Exercise task: Scan the entries below for the word "color". Copy each line that has it.

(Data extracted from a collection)
* * * * *

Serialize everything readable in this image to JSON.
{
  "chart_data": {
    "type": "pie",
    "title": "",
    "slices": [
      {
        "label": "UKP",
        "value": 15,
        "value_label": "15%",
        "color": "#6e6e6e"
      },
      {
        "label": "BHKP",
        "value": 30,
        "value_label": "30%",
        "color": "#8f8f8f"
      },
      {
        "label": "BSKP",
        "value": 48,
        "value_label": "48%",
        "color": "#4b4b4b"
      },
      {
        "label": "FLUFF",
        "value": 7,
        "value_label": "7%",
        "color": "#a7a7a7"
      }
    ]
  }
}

* * * * *

Result below:
        "color": "#6e6e6e"
        "color": "#8f8f8f"
        "color": "#4b4b4b"
        "color": "#a7a7a7"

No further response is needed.